* **Given request**:
Put each line from the one containing "predicted-point <box>220 514 233 528</box>" through the one containing "matched-point <box>211 457 222 468</box>" into a Markdown table with the columns Row and Entry, giving each line a row number and leaving out blank lines.
== Source data ==
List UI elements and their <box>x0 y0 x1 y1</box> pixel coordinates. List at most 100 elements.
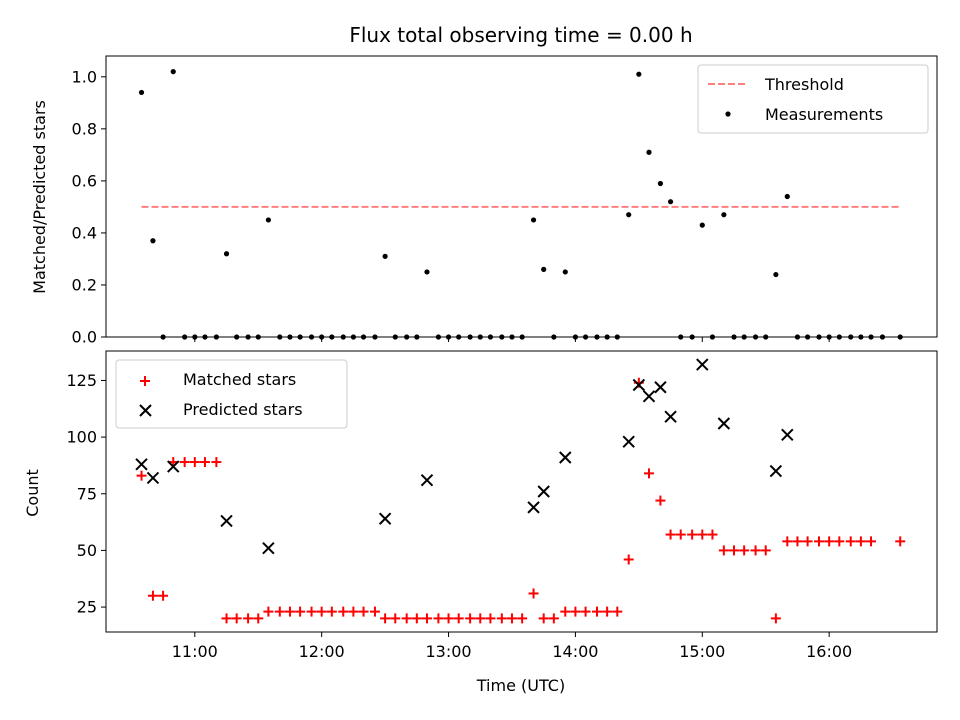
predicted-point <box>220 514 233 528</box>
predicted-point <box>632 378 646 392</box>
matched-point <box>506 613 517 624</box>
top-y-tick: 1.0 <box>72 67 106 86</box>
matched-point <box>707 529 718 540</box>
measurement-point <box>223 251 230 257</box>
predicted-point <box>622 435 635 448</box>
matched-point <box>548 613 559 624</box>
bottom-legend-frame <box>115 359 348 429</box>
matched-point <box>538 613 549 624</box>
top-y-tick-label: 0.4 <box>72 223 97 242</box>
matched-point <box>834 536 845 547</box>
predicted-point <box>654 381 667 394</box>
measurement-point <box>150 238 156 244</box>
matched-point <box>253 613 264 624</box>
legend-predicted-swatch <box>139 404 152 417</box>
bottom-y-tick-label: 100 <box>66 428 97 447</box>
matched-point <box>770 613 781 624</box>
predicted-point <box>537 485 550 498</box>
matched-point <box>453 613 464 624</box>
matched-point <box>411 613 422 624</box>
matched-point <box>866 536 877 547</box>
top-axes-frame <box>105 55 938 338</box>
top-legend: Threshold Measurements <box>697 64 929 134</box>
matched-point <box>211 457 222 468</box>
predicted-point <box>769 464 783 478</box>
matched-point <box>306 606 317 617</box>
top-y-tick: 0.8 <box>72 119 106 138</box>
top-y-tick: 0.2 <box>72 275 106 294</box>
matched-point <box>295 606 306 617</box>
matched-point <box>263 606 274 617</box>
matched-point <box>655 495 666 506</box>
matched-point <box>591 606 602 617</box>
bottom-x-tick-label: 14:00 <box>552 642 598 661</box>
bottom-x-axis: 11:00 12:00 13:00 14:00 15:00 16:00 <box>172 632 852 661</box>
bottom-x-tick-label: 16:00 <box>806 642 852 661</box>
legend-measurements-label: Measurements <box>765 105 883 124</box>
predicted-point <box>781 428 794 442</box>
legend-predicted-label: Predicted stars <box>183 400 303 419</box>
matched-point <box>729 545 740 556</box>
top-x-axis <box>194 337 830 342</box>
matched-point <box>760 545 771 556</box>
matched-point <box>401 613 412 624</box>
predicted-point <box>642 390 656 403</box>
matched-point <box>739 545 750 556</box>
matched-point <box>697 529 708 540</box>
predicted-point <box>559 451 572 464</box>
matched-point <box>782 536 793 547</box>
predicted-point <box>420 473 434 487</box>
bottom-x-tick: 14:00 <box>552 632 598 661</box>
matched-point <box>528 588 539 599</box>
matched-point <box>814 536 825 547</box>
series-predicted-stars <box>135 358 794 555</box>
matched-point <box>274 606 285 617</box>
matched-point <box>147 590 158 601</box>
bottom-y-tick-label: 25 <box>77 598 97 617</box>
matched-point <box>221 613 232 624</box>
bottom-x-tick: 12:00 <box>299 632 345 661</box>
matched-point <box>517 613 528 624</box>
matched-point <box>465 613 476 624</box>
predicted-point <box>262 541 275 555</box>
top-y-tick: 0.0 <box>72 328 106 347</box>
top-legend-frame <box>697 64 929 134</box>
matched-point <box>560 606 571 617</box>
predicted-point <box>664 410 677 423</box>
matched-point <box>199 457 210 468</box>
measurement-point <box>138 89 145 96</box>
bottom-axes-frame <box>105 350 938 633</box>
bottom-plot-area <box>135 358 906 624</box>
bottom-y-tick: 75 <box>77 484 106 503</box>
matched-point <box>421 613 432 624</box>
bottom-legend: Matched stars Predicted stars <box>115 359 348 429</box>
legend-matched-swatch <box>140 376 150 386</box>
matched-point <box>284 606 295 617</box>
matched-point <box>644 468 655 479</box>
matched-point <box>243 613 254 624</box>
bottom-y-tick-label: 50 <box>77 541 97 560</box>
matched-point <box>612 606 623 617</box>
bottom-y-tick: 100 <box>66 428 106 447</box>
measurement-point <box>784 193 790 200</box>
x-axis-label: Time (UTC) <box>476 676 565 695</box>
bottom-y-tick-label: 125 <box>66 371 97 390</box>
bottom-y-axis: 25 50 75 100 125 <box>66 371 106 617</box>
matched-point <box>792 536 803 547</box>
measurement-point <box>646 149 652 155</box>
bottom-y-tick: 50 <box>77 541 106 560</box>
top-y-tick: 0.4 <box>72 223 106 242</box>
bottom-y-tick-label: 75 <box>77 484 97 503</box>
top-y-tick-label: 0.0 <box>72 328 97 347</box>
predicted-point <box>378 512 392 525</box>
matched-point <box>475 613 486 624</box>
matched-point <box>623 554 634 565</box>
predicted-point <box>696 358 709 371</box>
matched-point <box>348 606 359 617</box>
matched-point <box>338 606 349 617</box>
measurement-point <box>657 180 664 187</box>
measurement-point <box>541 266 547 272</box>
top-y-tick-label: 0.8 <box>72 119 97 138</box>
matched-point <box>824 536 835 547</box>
===
* **Response to the task**:
| Row | Entry |
|---|---|
| 1 | predicted-point <box>220 514 233 528</box> |
| 2 | predicted-point <box>632 378 646 392</box> |
| 3 | matched-point <box>506 613 517 624</box> |
| 4 | top-y-tick: 1.0 <box>72 67 106 86</box> |
| 5 | matched-point <box>707 529 718 540</box> |
| 6 | measurement-point <box>223 251 230 257</box> |
| 7 | predicted-point <box>622 435 635 448</box> |
| 8 | matched-point <box>548 613 559 624</box> |
| 9 | bottom-legend-frame <box>115 359 348 429</box> |
| 10 | matched-point <box>538 613 549 624</box> |
| 11 | top-y-tick-label: 0.4 <box>72 223 97 242</box> |
| 12 | matched-point <box>834 536 845 547</box> |
| 13 | predicted-point <box>654 381 667 394</box> |
| 14 | measurement-point <box>150 238 156 244</box> |
| 15 | matched-point <box>253 613 264 624</box> |
| 16 | legend-predicted-swatch <box>139 404 152 417</box> |
| 17 | bottom-y-tick-label: 100 <box>66 428 97 447</box> |
| 18 | matched-point <box>770 613 781 624</box> |
| 19 | predicted-point <box>537 485 550 498</box> |
| 20 | matched-point <box>453 613 464 624</box> |
| 21 | matched-point <box>411 613 422 624</box> |
| 22 | matched-point <box>866 536 877 547</box> |
| 23 | top-axes-frame <box>105 55 938 338</box> |
| 24 | top-legend: Threshold Measurements <box>697 64 929 134</box> |
| 25 | matched-point <box>211 457 222 468</box> |